Dataset excerpt:
::::

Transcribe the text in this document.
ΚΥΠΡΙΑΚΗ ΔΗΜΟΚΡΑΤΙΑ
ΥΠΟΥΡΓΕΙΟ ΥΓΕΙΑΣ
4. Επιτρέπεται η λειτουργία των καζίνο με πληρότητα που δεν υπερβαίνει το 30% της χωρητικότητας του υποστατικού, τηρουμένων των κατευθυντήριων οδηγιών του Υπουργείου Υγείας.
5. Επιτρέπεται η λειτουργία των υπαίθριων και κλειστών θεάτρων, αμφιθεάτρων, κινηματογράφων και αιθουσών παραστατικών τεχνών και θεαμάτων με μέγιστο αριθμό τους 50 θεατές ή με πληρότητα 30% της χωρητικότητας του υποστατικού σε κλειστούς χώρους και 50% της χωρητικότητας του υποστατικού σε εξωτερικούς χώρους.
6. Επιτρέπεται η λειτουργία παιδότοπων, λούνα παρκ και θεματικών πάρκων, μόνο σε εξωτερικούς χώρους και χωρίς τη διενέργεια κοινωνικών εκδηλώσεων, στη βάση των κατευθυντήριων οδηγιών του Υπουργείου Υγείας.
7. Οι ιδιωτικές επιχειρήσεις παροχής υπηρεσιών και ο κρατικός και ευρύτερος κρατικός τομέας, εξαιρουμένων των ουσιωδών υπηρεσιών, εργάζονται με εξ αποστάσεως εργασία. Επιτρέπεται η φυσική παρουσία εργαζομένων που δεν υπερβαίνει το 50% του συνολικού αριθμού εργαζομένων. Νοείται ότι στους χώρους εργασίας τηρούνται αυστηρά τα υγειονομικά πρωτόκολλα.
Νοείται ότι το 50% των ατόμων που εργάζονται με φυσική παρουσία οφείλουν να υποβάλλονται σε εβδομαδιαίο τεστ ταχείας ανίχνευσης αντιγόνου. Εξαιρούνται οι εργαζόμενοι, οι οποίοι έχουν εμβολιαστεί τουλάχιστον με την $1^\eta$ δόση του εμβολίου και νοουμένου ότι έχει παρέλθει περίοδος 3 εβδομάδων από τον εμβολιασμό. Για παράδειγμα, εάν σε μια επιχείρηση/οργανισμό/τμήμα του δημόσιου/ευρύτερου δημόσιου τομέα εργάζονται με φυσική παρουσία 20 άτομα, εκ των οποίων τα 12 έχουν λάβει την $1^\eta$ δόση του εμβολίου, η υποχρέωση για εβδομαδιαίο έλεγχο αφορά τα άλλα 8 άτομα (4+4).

::::

* [Given request]:
Set all of the records down again, exactly as they stand.

* [Finished answer]:
Transcribe the text in this document.
ΚΥΠΡΙΑΚΗ ΔΗΜΟΚΡΑΤΙΑ
ΥΠΟΥΡΓΕΙΟ ΥΓΕΙΑΣ
4. Επιτρέπεται η λειτουργία των καζίνο με πληρότητα που δεν υπερβαίνει το 30% της χωρητικότητας του υποστατικού, τηρουμένων των κατευθυντήριων οδηγιών του Υπουργείου Υγείας.
5. Επιτρέπεται η λειτουργία των υπαίθριων και κλειστών θεάτρων, αμφιθεάτρων, κινηματογράφων και αιθουσών παραστατικών τεχνών και θεαμάτων με μέγιστο αριθμό τους 50 θεατές ή με πληρότητα 30% της χωρητικότητας του υποστατικού σε κλειστούς χώρους και 50% της χωρητικότητας του υποστατικού σε εξωτερικούς χώρους.
6. Επιτρέπεται η λειτουργία παιδότοπων, λούνα παρκ και θεματικών πάρκων, μόνο σε εξωτερικούς χώρους και χωρίς τη διενέργεια κοινωνικών εκδηλώσεων, στη βάση των κατευθυντήριων οδηγιών του Υπουργείου Υγείας.
7. Οι ιδιωτικές επιχειρήσεις παροχής υπηρεσιών και ο κρατικός και ευρύτερος κρατικός τομέας, εξαιρουμένων των ουσιωδών υπηρεσιών, εργάζονται με εξ αποστάσεως εργασία. Επιτρέπεται η φυσική παρουσία εργαζομένων που δεν υπερβαίνει το 50% του συνολικού αριθμού εργαζομένων. Νοείται ότι στους χώρους εργασίας τηρούνται αυστηρά τα υγειονομικά πρωτόκολλα.
Νοείται ότι το 50% των ατόμων που εργάζονται με φυσική παρουσία οφείλουν να υποβάλλονται σε εβδομαδιαίο τεστ ταχείας ανίχνευσης αντιγόνου. Εξαιρούνται οι εργαζόμενοι, οι οποίοι έχουν εμβολιαστεί τουλάχιστον με την $1^\eta$ δόση του εμβολίου και νοουμένου ότι έχει παρέλθει περίοδος 3 εβδομάδων από τον εμβολιασμό. Για παράδειγμα, εάν σε μια επιχείρηση/οργανισμό/τμήμα του δημόσιου/ευρύτερου δημόσιου τομέα εργάζονται με φυσική παρουσία 20 άτομα, εκ των οποίων τα 12 έχουν λάβει την $1^\eta$ δόση του εμβολίου, η υποχρέωση για εβδομαδιαίο έλεγχο αφορά τα άλλα 8 άτομα (4+4).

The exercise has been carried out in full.